— START DATA SUPPLIED —
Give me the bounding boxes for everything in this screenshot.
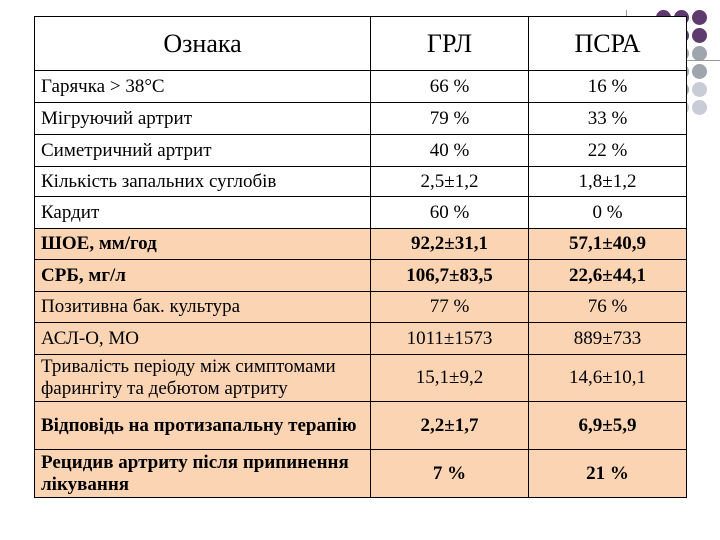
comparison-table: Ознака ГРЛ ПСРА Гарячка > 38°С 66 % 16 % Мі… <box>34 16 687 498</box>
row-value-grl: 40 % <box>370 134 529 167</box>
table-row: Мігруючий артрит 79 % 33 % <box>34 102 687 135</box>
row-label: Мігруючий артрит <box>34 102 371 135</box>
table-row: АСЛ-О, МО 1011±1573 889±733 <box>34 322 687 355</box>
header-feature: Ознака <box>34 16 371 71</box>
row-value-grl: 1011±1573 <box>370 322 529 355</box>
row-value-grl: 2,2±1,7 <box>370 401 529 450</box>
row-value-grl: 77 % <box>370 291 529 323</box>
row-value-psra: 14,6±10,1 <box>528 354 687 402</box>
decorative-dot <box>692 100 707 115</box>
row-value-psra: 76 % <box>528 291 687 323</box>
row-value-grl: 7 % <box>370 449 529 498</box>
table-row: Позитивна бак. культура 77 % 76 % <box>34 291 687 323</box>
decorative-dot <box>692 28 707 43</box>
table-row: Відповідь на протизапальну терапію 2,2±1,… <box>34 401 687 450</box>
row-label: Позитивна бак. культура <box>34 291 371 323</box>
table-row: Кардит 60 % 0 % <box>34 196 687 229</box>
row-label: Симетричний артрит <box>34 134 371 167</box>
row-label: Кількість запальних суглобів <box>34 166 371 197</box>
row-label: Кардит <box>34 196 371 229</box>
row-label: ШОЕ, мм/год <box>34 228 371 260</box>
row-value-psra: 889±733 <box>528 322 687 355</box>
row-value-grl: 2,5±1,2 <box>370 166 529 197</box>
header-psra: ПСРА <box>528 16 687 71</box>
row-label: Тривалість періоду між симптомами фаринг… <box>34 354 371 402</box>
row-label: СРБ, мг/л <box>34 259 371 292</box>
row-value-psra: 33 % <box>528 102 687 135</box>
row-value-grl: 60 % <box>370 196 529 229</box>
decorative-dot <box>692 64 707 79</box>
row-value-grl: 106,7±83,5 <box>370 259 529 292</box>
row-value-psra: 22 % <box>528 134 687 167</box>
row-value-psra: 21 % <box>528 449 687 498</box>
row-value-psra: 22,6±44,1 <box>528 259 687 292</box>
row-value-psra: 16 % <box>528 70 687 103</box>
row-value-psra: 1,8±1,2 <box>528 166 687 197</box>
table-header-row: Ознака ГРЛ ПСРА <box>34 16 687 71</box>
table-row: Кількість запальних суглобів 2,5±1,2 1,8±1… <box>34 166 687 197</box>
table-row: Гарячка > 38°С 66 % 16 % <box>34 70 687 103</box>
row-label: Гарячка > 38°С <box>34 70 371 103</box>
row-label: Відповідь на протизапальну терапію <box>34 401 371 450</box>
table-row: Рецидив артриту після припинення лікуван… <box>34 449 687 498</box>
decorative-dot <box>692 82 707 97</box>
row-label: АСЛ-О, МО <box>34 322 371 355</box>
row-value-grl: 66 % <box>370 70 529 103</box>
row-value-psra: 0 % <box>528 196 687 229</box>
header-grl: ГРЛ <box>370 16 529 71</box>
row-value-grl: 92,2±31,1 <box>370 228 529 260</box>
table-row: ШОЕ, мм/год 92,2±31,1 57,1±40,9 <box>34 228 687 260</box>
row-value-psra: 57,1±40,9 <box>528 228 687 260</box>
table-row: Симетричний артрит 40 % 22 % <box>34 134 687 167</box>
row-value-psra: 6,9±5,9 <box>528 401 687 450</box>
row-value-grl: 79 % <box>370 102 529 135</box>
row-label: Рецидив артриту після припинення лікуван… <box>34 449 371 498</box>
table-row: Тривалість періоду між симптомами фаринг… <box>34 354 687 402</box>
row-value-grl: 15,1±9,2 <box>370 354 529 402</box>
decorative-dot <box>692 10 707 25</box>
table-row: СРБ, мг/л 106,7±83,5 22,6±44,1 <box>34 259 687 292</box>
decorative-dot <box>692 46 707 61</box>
— END DATA SUPPLIED —
— START DATA SUPPLIED —
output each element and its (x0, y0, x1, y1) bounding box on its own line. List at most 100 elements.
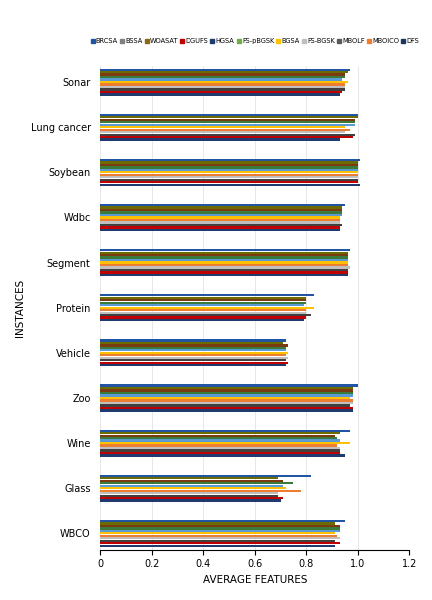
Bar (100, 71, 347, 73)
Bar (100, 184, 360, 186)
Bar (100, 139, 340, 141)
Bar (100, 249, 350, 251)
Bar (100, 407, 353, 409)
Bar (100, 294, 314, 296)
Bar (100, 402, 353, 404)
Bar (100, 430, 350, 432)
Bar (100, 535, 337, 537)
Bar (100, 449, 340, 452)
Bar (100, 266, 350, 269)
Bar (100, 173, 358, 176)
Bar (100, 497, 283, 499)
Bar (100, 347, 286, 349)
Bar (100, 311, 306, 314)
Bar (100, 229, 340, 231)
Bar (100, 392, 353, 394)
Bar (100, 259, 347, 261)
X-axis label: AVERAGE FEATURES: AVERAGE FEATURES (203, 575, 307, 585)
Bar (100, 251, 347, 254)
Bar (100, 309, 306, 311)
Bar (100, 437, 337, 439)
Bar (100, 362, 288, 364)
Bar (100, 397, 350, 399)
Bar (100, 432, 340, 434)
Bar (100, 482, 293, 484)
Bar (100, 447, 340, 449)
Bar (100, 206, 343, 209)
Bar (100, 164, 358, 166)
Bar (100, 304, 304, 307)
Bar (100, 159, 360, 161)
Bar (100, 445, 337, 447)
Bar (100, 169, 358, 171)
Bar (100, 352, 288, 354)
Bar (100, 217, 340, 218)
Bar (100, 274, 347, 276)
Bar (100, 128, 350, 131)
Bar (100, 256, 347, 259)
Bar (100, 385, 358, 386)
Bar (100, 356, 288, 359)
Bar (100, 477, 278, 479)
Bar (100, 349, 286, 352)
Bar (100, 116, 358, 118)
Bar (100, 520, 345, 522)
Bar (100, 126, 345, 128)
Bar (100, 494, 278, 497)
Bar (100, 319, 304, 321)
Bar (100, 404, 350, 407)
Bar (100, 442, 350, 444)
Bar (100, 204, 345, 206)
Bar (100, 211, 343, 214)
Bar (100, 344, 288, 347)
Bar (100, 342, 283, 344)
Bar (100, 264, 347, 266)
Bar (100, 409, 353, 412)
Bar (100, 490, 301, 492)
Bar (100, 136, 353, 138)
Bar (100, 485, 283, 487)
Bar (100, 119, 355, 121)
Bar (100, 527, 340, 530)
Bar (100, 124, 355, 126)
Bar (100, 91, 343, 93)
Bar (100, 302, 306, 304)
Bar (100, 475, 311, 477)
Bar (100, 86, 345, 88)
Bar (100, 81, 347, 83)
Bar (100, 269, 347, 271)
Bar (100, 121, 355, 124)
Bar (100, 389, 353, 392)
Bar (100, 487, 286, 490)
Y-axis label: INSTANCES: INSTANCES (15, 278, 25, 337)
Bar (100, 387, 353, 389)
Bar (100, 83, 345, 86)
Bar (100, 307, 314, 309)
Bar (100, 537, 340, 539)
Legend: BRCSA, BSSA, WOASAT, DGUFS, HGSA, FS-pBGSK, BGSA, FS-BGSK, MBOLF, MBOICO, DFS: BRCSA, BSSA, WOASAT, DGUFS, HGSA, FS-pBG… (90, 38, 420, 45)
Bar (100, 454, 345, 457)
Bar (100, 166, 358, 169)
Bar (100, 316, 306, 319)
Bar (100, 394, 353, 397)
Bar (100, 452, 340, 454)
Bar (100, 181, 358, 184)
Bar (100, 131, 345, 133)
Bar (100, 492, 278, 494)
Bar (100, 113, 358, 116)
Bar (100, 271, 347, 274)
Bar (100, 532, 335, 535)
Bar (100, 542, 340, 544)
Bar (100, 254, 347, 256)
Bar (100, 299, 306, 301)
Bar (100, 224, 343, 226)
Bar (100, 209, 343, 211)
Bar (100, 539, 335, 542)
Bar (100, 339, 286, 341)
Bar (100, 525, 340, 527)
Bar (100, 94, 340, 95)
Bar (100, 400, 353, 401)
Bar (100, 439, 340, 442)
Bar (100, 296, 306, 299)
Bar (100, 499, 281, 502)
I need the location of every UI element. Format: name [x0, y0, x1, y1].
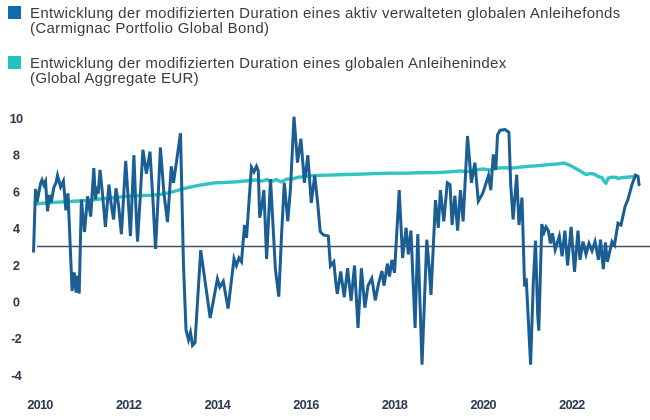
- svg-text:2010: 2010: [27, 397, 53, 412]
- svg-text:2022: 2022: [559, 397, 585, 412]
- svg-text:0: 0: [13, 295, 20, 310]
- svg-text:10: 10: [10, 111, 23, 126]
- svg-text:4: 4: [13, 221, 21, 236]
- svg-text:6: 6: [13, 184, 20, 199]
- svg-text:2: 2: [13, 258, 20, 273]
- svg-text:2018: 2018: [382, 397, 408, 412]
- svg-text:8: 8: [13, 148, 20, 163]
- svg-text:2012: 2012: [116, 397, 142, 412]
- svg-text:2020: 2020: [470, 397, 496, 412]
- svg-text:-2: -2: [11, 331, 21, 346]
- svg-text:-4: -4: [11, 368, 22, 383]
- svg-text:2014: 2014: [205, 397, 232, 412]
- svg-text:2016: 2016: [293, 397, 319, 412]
— END DATA SUPPLIED —
— START DATA SUPPLIED —
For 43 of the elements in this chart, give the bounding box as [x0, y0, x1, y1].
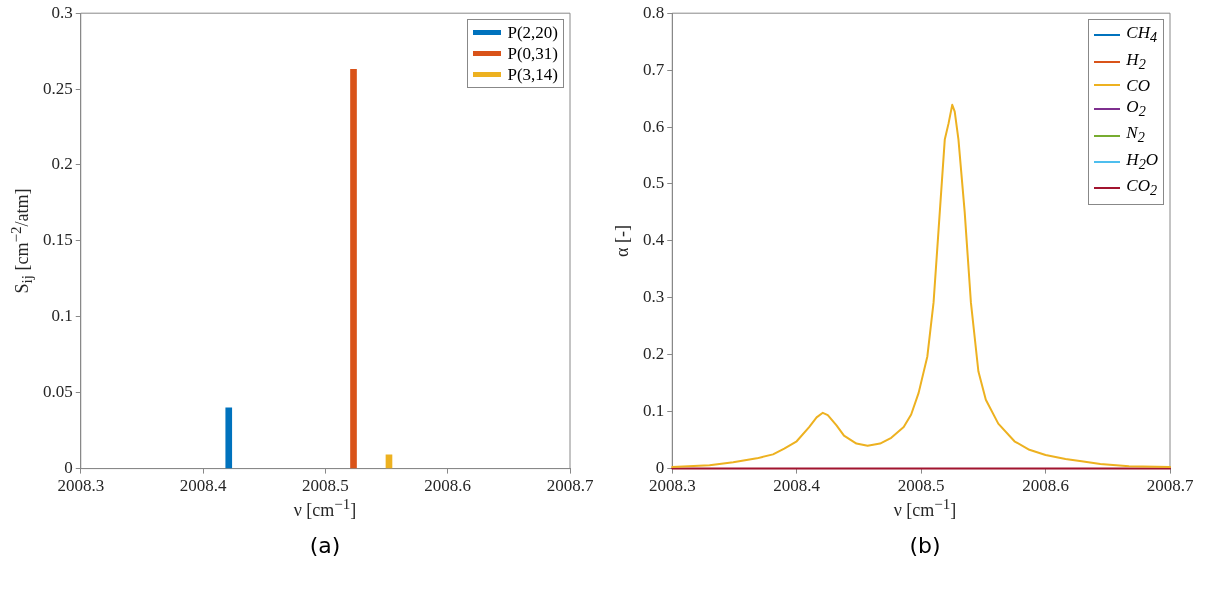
— END DATA SUPPLIED —
*AIM*. Output the data lines starting with the line containing "Give me the" and continuing through the line containing "row-label: Позитивна бак.", with both of those lines included. Leave the pictures out.

*OUTPUT OF THE TASK*.
Give me the bounding boxes for everything in this screenshot.
comparison-table: Ознака ГРЛ ПСРА Гарячка > 38°С 66 % 16 % Мі… <box>34 16 687 498</box>
row-value-grl: 40 % <box>370 134 529 167</box>
table-row: Мігруючий артрит 79 % 33 % <box>34 102 687 135</box>
row-label: Мігруючий артрит <box>34 102 371 135</box>
table-row: АСЛ-О, МО 1011±1573 889±733 <box>34 322 687 355</box>
header-feature: Ознака <box>34 16 371 71</box>
row-value-grl: 1011±1573 <box>370 322 529 355</box>
row-value-grl: 2,2±1,7 <box>370 401 529 450</box>
row-value-grl: 77 % <box>370 291 529 323</box>
row-value-psra: 14,6±10,1 <box>528 354 687 402</box>
decorative-dot <box>692 100 707 115</box>
row-value-psra: 76 % <box>528 291 687 323</box>
row-value-grl: 7 % <box>370 449 529 498</box>
table-row: Позитивна бак. культура 77 % 76 % <box>34 291 687 323</box>
decorative-dot <box>692 28 707 43</box>
table-row: Відповідь на протизапальну терапію 2,2±1,… <box>34 401 687 450</box>
row-label: Позитивна бак. культура <box>34 291 371 323</box>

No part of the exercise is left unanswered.